▸ Given exercise: Copy all the data exactly, except the pictures.

[Dataset entries]
— start —

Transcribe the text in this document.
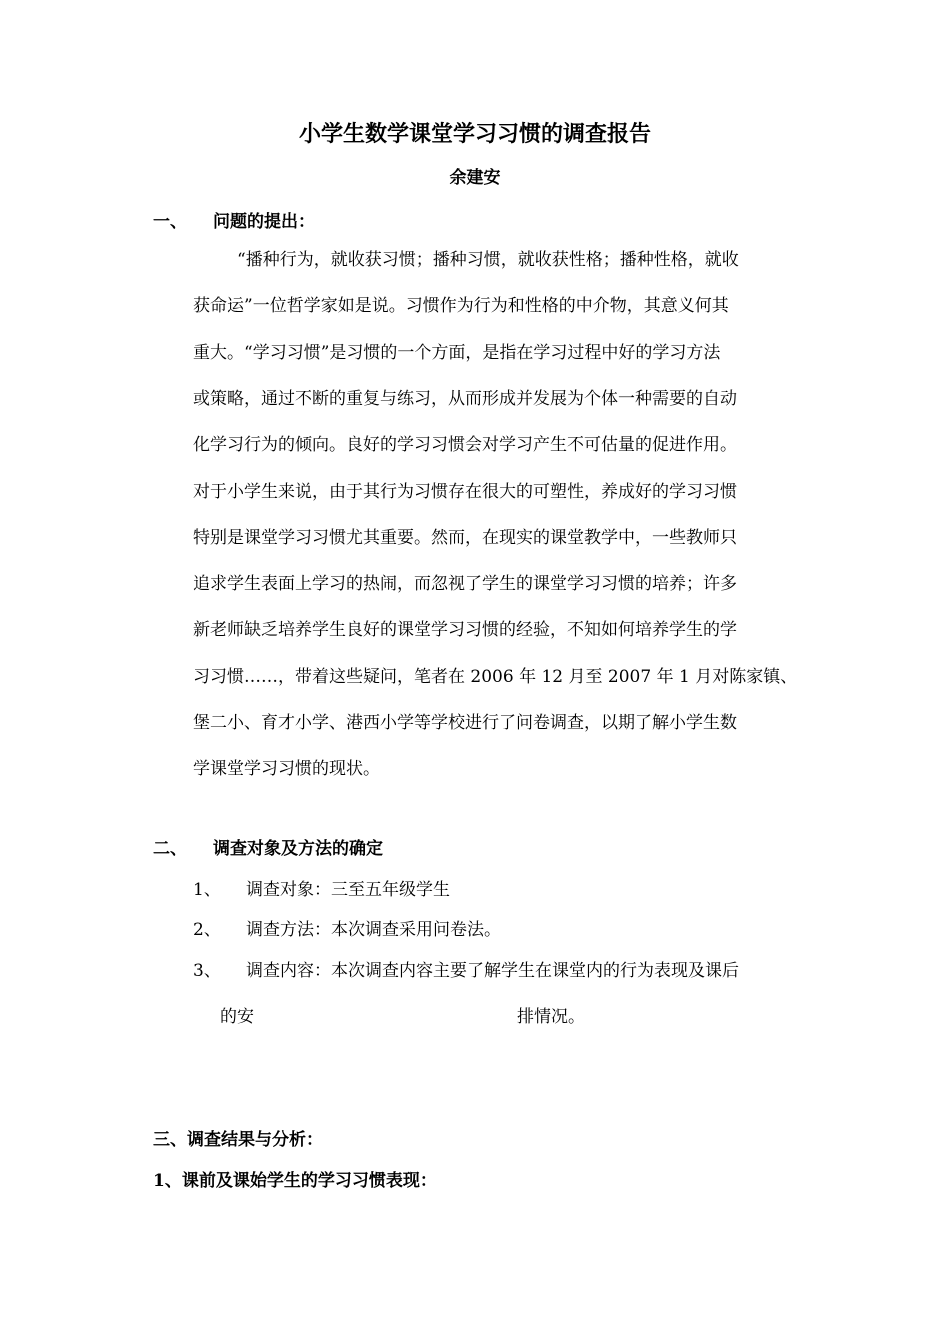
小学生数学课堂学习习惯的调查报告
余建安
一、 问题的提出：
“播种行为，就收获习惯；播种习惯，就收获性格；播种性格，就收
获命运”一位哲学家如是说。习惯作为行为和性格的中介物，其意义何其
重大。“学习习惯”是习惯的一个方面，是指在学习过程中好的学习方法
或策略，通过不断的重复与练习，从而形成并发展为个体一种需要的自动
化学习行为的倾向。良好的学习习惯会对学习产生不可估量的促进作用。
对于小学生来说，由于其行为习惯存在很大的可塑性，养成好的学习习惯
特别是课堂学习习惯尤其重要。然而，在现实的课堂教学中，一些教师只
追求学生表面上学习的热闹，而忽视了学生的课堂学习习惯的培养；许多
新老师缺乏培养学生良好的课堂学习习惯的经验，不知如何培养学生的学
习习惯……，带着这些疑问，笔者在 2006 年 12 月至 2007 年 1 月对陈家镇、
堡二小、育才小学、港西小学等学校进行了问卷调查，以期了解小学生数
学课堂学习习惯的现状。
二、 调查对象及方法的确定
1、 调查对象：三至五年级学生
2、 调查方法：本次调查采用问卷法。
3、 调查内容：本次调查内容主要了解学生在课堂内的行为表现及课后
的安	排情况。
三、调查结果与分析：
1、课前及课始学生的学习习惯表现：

— end —

▸ Result of the exercise:
Transcribe the text in this document.
小学生数学课堂学习习惯的调查报告
余建安
一、 问题的提出：
“播种行为，就收获习惯；播种习惯，就收获性格；播种性格，就收
获命运”一位哲学家如是说。习惯作为行为和性格的中介物，其意义何其
重大。“学习习惯”是习惯的一个方面，是指在学习过程中好的学习方法
或策略，通过不断的重复与练习，从而形成并发展为个体一种需要的自动
化学习行为的倾向。良好的学习习惯会对学习产生不可估量的促进作用。
对于小学生来说，由于其行为习惯存在很大的可塑性，养成好的学习习惯
特别是课堂学习习惯尤其重要。然而，在现实的课堂教学中，一些教师只
追求学生表面上学习的热闹，而忽视了学生的课堂学习习惯的培养；许多
新老师缺乏培养学生良好的课堂学习习惯的经验，不知如何培养学生的学
习习惯……，带着这些疑问，笔者在 2006 年 12 月至 2007 年 1 月对陈家镇、
堡二小、育才小学、港西小学等学校进行了问卷调查，以期了解小学生数
学课堂学习习惯的现状。
二、 调查对象及方法的确定
1、 调查对象：三至五年级学生
2、 调查方法：本次调查采用问卷法。
3、 调查内容：本次调查内容主要了解学生在课堂内的行为表现及课后
的安	排情况。
三、调查结果与分析：
1、课前及课始学生的学习习惯表现：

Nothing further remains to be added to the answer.